(Dataset entries)
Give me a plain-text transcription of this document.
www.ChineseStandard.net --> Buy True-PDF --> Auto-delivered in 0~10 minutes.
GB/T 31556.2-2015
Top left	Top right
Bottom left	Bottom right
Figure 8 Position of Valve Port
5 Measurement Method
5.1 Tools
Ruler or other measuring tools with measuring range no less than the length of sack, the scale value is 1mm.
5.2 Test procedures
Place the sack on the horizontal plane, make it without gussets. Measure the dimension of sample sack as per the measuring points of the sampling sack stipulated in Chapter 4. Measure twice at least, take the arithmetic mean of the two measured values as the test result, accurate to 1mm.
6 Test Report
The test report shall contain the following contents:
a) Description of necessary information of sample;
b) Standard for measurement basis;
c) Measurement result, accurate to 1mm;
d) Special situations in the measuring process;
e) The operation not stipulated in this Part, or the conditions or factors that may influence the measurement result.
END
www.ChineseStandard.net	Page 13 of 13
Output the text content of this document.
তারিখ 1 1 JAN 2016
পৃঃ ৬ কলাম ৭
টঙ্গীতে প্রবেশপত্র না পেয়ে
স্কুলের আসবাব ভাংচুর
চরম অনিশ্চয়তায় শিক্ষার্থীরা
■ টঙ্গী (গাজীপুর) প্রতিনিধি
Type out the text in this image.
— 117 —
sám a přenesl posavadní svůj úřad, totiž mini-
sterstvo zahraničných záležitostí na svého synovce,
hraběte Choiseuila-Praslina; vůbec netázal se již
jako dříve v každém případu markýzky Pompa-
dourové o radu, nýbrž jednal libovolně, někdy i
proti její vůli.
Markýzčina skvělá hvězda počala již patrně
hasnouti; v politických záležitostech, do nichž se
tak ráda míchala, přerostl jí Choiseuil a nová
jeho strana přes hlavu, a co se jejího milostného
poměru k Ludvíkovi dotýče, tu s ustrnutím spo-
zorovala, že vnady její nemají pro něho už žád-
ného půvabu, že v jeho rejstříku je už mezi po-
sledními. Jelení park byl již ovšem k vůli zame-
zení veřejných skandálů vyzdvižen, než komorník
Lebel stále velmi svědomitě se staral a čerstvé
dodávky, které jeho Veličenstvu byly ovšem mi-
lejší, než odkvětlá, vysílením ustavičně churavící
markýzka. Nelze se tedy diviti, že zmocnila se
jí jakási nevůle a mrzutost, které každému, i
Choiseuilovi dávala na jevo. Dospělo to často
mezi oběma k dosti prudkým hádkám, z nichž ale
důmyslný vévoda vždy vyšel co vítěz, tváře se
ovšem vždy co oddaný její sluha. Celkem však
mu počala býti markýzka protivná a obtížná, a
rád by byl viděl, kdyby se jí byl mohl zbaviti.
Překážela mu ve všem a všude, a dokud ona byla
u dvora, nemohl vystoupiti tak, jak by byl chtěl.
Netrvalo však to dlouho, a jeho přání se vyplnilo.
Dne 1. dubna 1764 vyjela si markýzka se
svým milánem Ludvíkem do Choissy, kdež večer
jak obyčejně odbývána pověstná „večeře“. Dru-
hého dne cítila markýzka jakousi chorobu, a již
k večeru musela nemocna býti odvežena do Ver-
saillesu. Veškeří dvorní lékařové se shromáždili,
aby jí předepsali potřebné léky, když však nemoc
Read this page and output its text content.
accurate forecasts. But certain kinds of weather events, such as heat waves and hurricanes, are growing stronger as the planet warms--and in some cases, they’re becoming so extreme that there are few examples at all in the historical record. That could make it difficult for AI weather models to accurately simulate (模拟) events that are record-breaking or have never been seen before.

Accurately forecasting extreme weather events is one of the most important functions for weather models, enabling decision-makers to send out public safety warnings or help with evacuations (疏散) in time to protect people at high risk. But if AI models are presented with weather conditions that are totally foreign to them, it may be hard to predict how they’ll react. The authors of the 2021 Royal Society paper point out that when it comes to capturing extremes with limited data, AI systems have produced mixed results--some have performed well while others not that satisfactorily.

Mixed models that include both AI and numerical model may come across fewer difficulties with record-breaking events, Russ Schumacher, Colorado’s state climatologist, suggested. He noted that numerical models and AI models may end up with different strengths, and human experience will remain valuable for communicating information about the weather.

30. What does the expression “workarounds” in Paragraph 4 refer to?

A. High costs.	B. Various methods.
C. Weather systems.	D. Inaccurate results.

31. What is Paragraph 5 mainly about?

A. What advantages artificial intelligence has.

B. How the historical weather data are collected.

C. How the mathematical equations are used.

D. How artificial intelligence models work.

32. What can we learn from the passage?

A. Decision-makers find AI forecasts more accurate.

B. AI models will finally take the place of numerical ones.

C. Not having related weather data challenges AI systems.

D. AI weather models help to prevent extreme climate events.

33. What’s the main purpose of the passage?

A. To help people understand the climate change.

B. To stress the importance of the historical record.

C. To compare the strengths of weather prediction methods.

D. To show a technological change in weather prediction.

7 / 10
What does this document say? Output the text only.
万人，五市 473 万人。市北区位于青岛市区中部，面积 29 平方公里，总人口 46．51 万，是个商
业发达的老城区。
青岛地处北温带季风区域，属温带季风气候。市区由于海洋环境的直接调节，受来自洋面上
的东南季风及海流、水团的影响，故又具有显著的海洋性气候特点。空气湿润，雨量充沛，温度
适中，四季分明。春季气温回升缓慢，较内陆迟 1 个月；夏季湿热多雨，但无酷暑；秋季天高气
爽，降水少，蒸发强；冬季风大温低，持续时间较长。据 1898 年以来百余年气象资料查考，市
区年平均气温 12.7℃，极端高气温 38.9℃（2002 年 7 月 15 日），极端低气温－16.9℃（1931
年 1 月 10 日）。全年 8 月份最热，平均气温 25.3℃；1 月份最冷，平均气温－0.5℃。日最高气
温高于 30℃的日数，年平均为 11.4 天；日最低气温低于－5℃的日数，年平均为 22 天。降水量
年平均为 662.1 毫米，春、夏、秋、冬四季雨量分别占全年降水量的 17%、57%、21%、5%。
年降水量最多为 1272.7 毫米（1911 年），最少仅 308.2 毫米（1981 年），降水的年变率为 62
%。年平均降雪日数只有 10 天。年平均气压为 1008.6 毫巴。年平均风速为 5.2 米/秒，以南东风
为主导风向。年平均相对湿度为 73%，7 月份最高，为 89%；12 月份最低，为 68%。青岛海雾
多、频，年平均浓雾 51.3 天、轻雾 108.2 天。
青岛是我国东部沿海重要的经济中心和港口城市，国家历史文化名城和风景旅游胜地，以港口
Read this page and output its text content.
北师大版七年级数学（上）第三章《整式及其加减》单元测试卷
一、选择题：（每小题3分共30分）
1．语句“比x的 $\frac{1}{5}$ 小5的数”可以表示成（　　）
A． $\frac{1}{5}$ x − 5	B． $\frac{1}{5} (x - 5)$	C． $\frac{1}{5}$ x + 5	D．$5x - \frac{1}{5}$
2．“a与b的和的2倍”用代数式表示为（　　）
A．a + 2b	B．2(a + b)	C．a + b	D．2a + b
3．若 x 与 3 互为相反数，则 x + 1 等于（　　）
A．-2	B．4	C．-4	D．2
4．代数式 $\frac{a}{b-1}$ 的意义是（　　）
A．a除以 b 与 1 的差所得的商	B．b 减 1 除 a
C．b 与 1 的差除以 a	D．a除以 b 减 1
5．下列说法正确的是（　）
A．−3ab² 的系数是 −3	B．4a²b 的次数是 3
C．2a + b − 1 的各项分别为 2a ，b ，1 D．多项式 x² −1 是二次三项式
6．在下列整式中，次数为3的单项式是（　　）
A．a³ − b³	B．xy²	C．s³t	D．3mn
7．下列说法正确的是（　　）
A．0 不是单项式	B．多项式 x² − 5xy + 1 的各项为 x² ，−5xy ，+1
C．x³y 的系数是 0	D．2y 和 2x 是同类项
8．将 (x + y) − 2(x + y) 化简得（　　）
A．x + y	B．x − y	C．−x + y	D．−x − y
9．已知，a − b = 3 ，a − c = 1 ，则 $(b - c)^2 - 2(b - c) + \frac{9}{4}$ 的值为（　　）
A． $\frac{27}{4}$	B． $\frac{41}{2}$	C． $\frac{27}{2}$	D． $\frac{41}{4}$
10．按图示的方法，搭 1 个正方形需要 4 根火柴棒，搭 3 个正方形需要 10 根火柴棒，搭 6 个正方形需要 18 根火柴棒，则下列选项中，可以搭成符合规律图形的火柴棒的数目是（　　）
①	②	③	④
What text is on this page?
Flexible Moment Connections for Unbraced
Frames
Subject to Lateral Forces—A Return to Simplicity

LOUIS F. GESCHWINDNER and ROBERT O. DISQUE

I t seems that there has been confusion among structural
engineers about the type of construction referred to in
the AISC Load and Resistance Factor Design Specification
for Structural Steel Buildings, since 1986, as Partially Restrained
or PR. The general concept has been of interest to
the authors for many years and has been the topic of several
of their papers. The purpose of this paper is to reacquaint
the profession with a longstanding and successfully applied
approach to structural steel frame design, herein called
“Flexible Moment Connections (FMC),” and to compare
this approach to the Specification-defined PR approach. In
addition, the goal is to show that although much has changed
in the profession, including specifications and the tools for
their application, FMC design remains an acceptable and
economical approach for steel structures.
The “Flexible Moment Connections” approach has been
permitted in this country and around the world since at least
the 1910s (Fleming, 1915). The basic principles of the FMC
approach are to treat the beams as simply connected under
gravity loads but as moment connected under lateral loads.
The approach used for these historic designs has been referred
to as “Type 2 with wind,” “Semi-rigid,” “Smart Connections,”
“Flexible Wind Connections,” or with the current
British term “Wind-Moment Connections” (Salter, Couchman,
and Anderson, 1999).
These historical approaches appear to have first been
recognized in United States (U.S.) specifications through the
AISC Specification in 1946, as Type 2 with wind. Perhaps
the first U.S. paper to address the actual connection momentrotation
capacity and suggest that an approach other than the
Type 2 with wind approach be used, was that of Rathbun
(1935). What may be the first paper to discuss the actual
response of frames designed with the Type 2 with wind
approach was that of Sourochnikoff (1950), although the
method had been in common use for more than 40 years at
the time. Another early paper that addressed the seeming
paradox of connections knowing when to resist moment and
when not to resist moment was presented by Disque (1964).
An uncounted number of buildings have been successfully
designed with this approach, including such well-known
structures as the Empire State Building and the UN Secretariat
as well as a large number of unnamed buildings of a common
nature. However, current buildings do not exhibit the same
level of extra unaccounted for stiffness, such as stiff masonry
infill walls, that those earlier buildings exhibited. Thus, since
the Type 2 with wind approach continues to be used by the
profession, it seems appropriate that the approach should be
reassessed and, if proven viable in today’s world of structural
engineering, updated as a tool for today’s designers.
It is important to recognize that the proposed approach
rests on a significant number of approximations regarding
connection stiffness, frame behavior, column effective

— PROBLEM REQUIREMENTS —
Using the records above, select and copy every line that has the word "purpose".

— RESPONSE —
33. What’s the main purpose of the passage?
of their papers. The purpose of this paper is to reacquaint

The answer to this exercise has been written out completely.